═════ Recorded data ═════

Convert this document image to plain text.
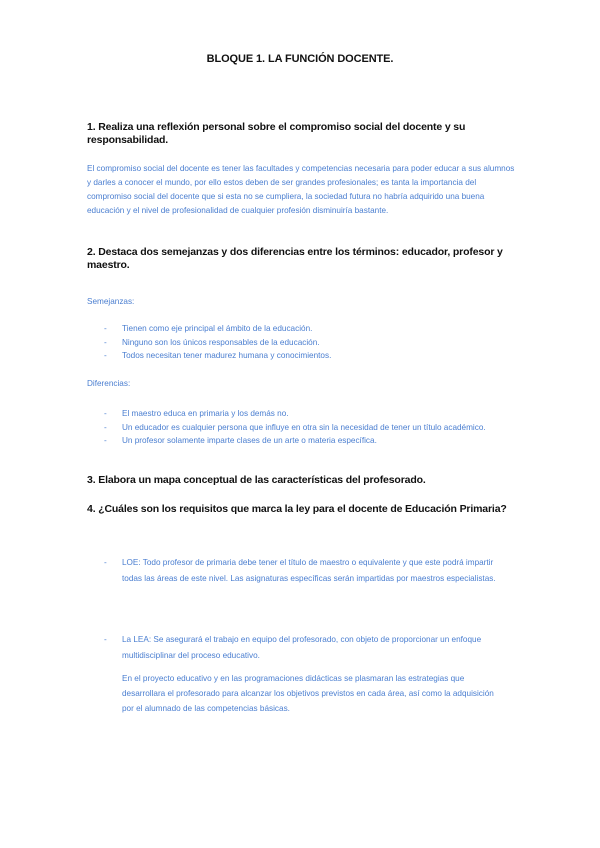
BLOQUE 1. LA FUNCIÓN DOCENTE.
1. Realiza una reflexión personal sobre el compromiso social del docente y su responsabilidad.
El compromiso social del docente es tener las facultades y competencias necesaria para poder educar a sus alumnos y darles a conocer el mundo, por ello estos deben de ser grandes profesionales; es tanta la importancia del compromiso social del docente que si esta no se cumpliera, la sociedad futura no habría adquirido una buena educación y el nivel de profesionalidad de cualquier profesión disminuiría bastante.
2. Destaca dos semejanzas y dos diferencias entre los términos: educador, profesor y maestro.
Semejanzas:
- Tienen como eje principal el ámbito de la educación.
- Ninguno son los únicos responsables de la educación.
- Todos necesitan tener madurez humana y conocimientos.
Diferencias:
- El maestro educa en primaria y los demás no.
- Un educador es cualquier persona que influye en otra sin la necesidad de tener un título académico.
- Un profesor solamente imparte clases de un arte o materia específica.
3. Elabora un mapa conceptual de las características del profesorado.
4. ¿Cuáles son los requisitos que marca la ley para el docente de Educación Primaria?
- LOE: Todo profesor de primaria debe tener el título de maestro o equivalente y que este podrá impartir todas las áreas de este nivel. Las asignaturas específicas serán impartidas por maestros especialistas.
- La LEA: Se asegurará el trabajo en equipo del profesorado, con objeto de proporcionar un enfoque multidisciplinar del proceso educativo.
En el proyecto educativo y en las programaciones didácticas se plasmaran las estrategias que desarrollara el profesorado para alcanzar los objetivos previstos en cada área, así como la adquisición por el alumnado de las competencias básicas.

═════

Stated exercise:
Reproduce the listing above exactly, excluding all pictures.

Response below:
Convert this document image to plain text.
BLOQUE 1. LA FUNCIÓN DOCENTE.
1. Realiza una reflexión personal sobre el compromiso social del docente y su responsabilidad.
El compromiso social del docente es tener las facultades y competencias necesaria para poder educar a sus alumnos y darles a conocer el mundo, por ello estos deben de ser grandes profesionales; es tanta la importancia del compromiso social del docente que si esta no se cumpliera, la sociedad futura no habría adquirido una buena educación y el nivel de profesionalidad de cualquier profesión disminuiría bastante.
2. Destaca dos semejanzas y dos diferencias entre los términos: educador, profesor y maestro.
Semejanzas:
- Tienen como eje principal el ámbito de la educación.
- Ninguno son los únicos responsables de la educación.
- Todos necesitan tener madurez humana y conocimientos.
Diferencias:
- El maestro educa en primaria y los demás no.
- Un educador es cualquier persona que influye en otra sin la necesidad de tener un título académico.
- Un profesor solamente imparte clases de un arte o materia específica.
3. Elabora un mapa conceptual de las características del profesorado.
4. ¿Cuáles son los requisitos que marca la ley para el docente de Educación Primaria?
- LOE: Todo profesor de primaria debe tener el título de maestro o equivalente y que este podrá impartir todas las áreas de este nivel. Las asignaturas específicas serán impartidas por maestros especialistas.
- La LEA: Se asegurará el trabajo en equipo del profesorado, con objeto de proporcionar un enfoque multidisciplinar del proceso educativo.
En el proyecto educativo y en las programaciones didácticas se plasmaran las estrategias que desarrollara el profesorado para alcanzar los objetivos previstos en cada área, así como la adquisición por el alumnado de las competencias básicas.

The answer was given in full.